>> START MATERIAL PROVIDED

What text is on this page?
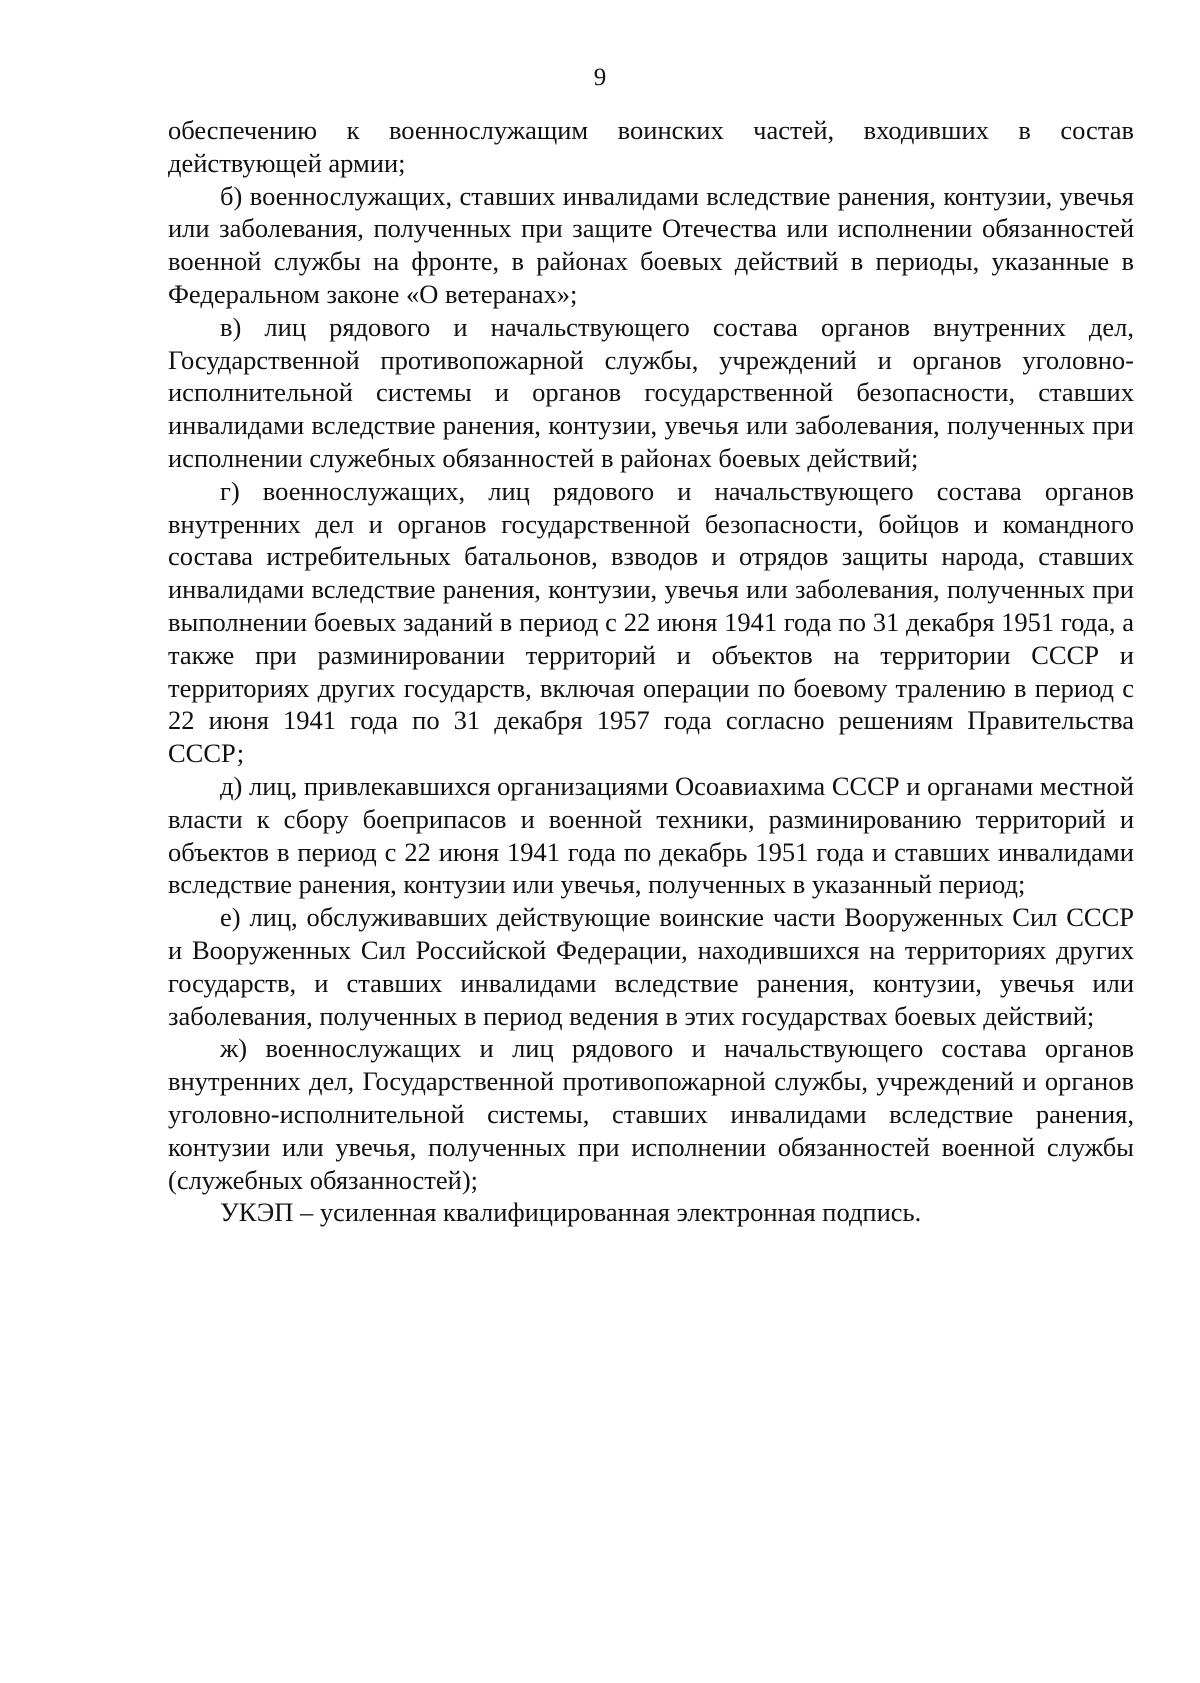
9

обеспечению к военнослужащим воинских частей, входивших в состав действующей армии;

б) военнослужащих, ставших инвалидами вследствие ранения, контузии, увечья или заболевания, полученных при защите Отечества или исполнении обязанностей военной службы на фронте, в районах боевых действий в периоды, указанные в Федеральном законе «О ветеранах»;

в) лиц рядового и начальствующего состава органов внутренних дел, Государственной противопожарной службы, учреждений и органов уголовно-исполнительной системы и органов государственной безопасности, ставших инвалидами вследствие ранения, контузии, увечья или заболевания, полученных при исполнении служебных обязанностей в районах боевых действий;

г) военнослужащих, лиц рядового и начальствующего состава органов внутренних дел и органов государственной безопасности, бойцов и командного состава истребительных батальонов, взводов и отрядов защиты народа, ставших инвалидами вследствие ранения, контузии, увечья или заболевания, полученных при выполнении боевых заданий в период с 22 июня 1941 года по 31 декабря 1951 года, а также при разминировании территорий и объектов на территории СССР и территориях других государств, включая операции по боевому тралению в период с 22 июня 1941 года по 31 декабря 1957 года согласно решениям Правительства СССР;

д) лиц, привлекавшихся организациями Осоавиахима СССР и органами местной власти к сбору боеприпасов и военной техники, разминированию территорий и объектов в период с 22 июня 1941 года по декабрь 1951 года и ставших инвалидами вследствие ранения, контузии или увечья, полученных в указанный период;

е) лиц, обслуживавших действующие воинские части Вооруженных Сил СССР и Вооруженных Сил Российской Федерации, находившихся на территориях других государств, и ставших инвалидами вследствие ранения, контузии, увечья или заболевания, полученных в период ведения в этих государствах боевых действий;

ж) военнослужащих и лиц рядового и начальствующего состава органов внутренних дел, Государственной противопожарной службы, учреждений и органов уголовно-исполнительной системы, ставших инвалидами вследствие ранения, контузии или увечья, полученных при исполнении обязанностей военной службы (служебных обязанностей);

УКЭП – усиленная квалифицированная электронная подпись.
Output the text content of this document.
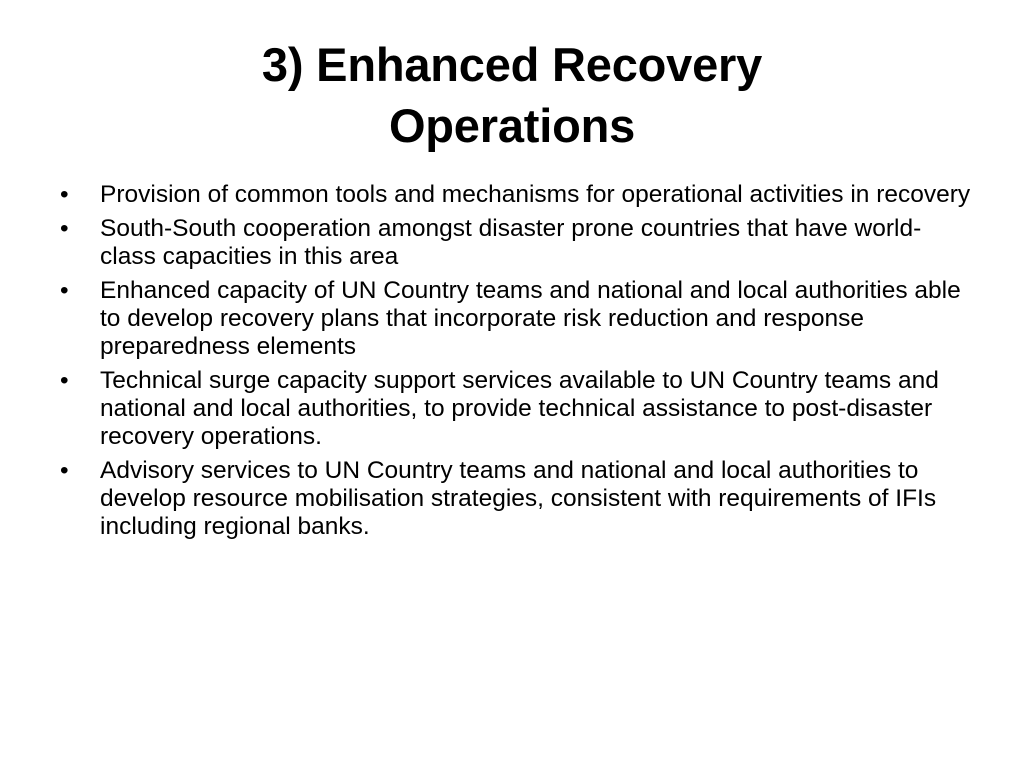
3) Enhanced Recovery
Operations
•	Provision of common tools and mechanisms for operational activities in recovery
•	South-South cooperation amongst disaster prone countries that have world-class capacities in this area
•	Enhanced capacity of UN Country teams and national and local authorities able to develop recovery plans that incorporate risk reduction and response preparedness elements
•	Technical surge capacity support services available to UN Country teams and national and local authorities, to provide technical assistance to post-disaster recovery operations.
•	Advisory services to UN Country teams and national and local authorities to develop resource mobilisation strategies, consistent with requirements of IFIs including regional banks.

>> END MATERIAL PROVIDED

JOB
Leave out each picture and extract the lines from the one containing "Output the text content of this document." through the end of the records above, inclusive, exactly as they stand.

ANSWER TO THE PROBLEM
Output the text content of this document.
3) Enhanced Recovery
Operations
•	Provision of common tools and mechanisms for operational activities in recovery
•	South-South cooperation amongst disaster prone countries that have world-class capacities in this area
•	Enhanced capacity of UN Country teams and national and local authorities able to develop recovery plans that incorporate risk reduction and response preparedness elements
•	Technical surge capacity support services available to UN Country teams and national and local authorities, to provide technical assistance to post-disaster recovery operations.
•	Advisory services to UN Country teams and national and local authorities to develop resource mobilisation strategies, consistent with requirements of IFIs including regional banks.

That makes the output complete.